PROBLEM DETAILS: Search the data below for the word "Breakdown" and copy each line that holds it.

DATA PROVIDED:

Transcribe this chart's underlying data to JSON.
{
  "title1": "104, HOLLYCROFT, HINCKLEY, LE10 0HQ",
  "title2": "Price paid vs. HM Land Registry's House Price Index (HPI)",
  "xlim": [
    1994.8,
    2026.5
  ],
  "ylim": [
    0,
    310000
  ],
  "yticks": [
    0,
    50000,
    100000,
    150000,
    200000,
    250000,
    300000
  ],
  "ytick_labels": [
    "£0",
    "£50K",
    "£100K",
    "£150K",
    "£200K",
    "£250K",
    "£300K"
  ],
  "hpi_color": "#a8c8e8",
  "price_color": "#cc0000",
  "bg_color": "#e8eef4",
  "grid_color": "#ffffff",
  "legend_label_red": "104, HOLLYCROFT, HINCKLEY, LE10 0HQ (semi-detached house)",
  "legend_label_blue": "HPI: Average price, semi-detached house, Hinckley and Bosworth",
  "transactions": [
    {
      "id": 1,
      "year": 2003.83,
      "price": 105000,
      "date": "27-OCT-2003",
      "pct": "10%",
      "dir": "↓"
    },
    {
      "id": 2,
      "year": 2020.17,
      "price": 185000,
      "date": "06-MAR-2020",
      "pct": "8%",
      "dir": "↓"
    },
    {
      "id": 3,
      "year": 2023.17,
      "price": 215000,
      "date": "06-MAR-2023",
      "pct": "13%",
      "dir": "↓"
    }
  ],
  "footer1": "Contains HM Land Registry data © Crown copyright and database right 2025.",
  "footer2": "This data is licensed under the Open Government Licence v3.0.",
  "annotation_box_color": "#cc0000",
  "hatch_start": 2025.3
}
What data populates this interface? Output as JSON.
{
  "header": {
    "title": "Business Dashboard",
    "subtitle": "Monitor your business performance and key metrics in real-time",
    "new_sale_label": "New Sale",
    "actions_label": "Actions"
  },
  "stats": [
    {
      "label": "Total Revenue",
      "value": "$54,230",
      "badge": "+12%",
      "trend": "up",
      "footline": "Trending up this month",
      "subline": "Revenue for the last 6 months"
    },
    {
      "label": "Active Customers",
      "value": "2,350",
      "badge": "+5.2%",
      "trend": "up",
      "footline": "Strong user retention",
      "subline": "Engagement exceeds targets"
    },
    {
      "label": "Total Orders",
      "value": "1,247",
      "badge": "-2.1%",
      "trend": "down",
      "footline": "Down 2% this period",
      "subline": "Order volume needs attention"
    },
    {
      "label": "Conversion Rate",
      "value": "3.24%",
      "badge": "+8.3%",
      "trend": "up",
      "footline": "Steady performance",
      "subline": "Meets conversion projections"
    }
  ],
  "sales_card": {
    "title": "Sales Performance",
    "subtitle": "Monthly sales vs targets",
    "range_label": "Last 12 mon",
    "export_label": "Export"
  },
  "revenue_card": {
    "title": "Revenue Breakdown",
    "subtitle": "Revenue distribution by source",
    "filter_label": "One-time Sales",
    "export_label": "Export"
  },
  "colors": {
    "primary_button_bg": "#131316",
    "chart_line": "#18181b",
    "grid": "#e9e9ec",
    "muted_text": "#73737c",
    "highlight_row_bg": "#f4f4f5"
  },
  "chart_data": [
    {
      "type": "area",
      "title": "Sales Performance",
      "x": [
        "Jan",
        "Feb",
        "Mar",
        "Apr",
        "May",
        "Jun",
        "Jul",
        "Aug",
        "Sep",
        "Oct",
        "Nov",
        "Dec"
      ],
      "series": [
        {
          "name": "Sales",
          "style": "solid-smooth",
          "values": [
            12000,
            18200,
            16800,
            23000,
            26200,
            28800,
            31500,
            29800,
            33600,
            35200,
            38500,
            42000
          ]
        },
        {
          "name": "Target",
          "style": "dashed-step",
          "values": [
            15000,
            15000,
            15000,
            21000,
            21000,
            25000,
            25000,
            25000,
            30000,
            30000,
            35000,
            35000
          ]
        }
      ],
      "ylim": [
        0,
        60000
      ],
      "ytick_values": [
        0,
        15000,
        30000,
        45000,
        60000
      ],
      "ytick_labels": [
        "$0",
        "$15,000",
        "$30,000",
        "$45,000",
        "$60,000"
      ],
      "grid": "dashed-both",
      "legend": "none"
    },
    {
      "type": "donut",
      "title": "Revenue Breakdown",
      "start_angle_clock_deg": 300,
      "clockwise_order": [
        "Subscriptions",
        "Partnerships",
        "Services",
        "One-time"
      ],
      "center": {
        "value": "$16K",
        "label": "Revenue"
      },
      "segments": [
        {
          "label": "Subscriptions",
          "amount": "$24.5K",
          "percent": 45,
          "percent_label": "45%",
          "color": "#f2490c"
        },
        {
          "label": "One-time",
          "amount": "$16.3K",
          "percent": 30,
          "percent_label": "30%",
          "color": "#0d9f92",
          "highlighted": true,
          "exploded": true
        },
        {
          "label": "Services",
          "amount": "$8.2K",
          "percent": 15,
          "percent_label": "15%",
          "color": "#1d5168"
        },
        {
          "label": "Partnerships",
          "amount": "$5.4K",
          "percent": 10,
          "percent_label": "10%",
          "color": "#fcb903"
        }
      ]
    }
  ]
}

THE RESPONSE:
    "title": "Revenue Breakdown",
      "title": "Revenue Breakdown",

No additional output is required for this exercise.